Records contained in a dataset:
#####

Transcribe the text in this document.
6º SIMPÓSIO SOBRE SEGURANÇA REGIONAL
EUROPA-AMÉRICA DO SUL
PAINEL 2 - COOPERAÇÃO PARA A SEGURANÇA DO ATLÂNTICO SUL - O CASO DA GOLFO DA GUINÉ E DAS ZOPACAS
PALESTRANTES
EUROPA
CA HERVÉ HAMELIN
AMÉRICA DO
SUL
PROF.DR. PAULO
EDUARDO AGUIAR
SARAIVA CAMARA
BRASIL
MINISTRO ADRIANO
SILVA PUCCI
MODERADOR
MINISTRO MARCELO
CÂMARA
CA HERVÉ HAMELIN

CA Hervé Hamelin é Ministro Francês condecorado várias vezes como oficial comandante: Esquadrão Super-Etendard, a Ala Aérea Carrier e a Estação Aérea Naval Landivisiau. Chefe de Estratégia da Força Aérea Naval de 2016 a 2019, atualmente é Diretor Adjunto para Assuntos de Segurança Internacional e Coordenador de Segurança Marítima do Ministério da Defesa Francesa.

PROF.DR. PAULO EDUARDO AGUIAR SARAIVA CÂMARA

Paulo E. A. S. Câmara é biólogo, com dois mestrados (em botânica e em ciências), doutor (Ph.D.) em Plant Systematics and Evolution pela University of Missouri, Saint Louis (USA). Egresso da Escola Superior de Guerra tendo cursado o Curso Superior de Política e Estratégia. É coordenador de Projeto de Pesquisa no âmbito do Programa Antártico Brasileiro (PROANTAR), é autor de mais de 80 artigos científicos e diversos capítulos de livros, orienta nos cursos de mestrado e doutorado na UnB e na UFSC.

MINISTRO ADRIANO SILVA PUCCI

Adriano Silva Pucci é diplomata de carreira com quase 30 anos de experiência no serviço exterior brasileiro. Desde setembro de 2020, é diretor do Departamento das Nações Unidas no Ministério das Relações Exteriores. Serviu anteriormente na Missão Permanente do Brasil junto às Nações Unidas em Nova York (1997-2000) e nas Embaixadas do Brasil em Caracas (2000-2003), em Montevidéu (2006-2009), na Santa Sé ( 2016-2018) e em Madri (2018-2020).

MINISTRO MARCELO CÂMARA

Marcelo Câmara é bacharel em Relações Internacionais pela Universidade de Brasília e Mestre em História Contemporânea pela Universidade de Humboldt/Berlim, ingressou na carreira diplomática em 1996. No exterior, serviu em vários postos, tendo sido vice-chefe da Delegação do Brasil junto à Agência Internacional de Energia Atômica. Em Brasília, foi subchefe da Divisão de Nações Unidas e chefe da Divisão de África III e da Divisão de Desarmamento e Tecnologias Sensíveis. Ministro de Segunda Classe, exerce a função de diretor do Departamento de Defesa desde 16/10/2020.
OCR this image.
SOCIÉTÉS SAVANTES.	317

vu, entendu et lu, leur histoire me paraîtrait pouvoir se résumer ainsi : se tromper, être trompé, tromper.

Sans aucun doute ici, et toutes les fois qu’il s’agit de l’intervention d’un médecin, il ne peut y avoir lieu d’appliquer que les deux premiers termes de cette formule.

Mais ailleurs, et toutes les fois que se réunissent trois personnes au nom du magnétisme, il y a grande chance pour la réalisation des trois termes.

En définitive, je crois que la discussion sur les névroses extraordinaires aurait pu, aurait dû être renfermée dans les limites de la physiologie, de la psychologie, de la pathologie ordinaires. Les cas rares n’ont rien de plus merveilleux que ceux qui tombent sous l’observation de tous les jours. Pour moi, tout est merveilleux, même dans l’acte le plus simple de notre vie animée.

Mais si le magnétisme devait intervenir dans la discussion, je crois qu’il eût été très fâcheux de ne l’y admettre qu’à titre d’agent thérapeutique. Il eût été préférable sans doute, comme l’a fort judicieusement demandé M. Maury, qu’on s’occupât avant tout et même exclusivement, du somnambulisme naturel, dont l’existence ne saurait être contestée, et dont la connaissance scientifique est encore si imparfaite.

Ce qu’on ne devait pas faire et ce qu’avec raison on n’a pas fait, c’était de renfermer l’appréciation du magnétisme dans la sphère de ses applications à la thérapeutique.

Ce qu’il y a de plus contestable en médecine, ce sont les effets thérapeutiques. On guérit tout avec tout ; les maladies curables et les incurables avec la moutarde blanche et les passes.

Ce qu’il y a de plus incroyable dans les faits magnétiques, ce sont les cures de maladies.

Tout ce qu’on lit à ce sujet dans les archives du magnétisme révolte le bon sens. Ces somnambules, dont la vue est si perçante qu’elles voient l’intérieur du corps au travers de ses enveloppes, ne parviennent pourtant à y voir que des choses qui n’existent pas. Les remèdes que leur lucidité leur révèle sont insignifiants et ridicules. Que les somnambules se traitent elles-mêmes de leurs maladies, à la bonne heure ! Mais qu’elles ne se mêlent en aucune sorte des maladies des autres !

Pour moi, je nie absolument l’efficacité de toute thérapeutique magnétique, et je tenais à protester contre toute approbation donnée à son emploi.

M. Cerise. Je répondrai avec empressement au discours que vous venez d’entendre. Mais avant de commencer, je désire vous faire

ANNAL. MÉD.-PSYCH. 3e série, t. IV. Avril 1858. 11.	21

#####

Problem:
Your task is to repeat every line exactly.

Task response:
Transcribe the text in this document.
6º SIMPÓSIO SOBRE SEGURANÇA REGIONAL
EUROPA-AMÉRICA DO SUL
PAINEL 2 - COOPERAÇÃO PARA A SEGURANÇA DO ATLÂNTICO SUL - O CASO DA GOLFO DA GUINÉ E DAS ZOPACAS
PALESTRANTES
EUROPA
CA HERVÉ HAMELIN
AMÉRICA DO
SUL
PROF.DR. PAULO
EDUARDO AGUIAR
SARAIVA CAMARA
BRASIL
MINISTRO ADRIANO
SILVA PUCCI
MODERADOR
MINISTRO MARCELO
CÂMARA
CA HERVÉ HAMELIN

CA Hervé Hamelin é Ministro Francês condecorado várias vezes como oficial comandante: Esquadrão Super-Etendard, a Ala Aérea Carrier e a Estação Aérea Naval Landivisiau. Chefe de Estratégia da Força Aérea Naval de 2016 a 2019, atualmente é Diretor Adjunto para Assuntos de Segurança Internacional e Coordenador de Segurança Marítima do Ministério da Defesa Francesa.

PROF.DR. PAULO EDUARDO AGUIAR SARAIVA CÂMARA

Paulo E. A. S. Câmara é biólogo, com dois mestrados (em botânica e em ciências), doutor (Ph.D.) em Plant Systematics and Evolution pela University of Missouri, Saint Louis (USA). Egresso da Escola Superior de Guerra tendo cursado o Curso Superior de Política e Estratégia. É coordenador de Projeto de Pesquisa no âmbito do Programa Antártico Brasileiro (PROANTAR), é autor de mais de 80 artigos científicos e diversos capítulos de livros, orienta nos cursos de mestrado e doutorado na UnB e na UFSC.

MINISTRO ADRIANO SILVA PUCCI

Adriano Silva Pucci é diplomata de carreira com quase 30 anos de experiência no serviço exterior brasileiro. Desde setembro de 2020, é diretor do Departamento das Nações Unidas no Ministério das Relações Exteriores. Serviu anteriormente na Missão Permanente do Brasil junto às Nações Unidas em Nova York (1997-2000) e nas Embaixadas do Brasil em Caracas (2000-2003), em Montevidéu (2006-2009), na Santa Sé ( 2016-2018) e em Madri (2018-2020).

MINISTRO MARCELO CÂMARA

Marcelo Câmara é bacharel em Relações Internacionais pela Universidade de Brasília e Mestre em História Contemporânea pela Universidade de Humboldt/Berlim, ingressou na carreira diplomática em 1996. No exterior, serviu em vários postos, tendo sido vice-chefe da Delegação do Brasil junto à Agência Internacional de Energia Atômica. Em Brasília, foi subchefe da Divisão de Nações Unidas e chefe da Divisão de África III e da Divisão de Desarmamento e Tecnologias Sensíveis. Ministro de Segunda Classe, exerce a função de diretor do Departamento de Defesa desde 16/10/2020.
OCR this image.
SOCIÉTÉS SAVANTES.	317

vu, entendu et lu, leur histoire me paraîtrait pouvoir se résumer ainsi : se tromper, être trompé, tromper.

Sans aucun doute ici, et toutes les fois qu’il s’agit de l’intervention d’un médecin, il ne peut y avoir lieu d’appliquer que les deux premiers termes de cette formule.

Mais ailleurs, et toutes les fois que se réunissent trois personnes au nom du magnétisme, il y a grande chance pour la réalisation des trois termes.

En définitive, je crois que la discussion sur les névroses extraordinaires aurait pu, aurait dû être renfermée dans les limites de la physiologie, de la psychologie, de la pathologie ordinaires. Les cas rares n’ont rien de plus merveilleux que ceux qui tombent sous l’observation de tous les jours. Pour moi, tout est merveilleux, même dans l’acte le plus simple de notre vie animée.

Mais si le magnétisme devait intervenir dans la discussion, je crois qu’il eût été très fâcheux de ne l’y admettre qu’à titre d’agent thérapeutique. Il eût été préférable sans doute, comme l’a fort judicieusement demandé M. Maury, qu’on s’occupât avant tout et même exclusivement, du somnambulisme naturel, dont l’existence ne saurait être contestée, et dont la connaissance scientifique est encore si imparfaite.

Ce qu’on ne devait pas faire et ce qu’avec raison on n’a pas fait, c’était de renfermer l’appréciation du magnétisme dans la sphère de ses applications à la thérapeutique.

Ce qu’il y a de plus contestable en médecine, ce sont les effets thérapeutiques. On guérit tout avec tout ; les maladies curables et les incurables avec la moutarde blanche et les passes.

Ce qu’il y a de plus incroyable dans les faits magnétiques, ce sont les cures de maladies.

Tout ce qu’on lit à ce sujet dans les archives du magnétisme révolte le bon sens. Ces somnambules, dont la vue est si perçante qu’elles voient l’intérieur du corps au travers de ses enveloppes, ne parviennent pourtant à y voir que des choses qui n’existent pas. Les remèdes que leur lucidité leur révèle sont insignifiants et ridicules. Que les somnambules se traitent elles-mêmes de leurs maladies, à la bonne heure ! Mais qu’elles ne se mêlent en aucune sorte des maladies des autres !

Pour moi, je nie absolument l’efficacité de toute thérapeutique magnétique, et je tenais à protester contre toute approbation donnée à son emploi.

M. Cerise. Je répondrai avec empressement au discours que vous venez d’entendre. Mais avant de commencer, je désire vous faire

ANNAL. MÉD.-PSYCH. 3e série, t. IV. Avril 1858. 11.	21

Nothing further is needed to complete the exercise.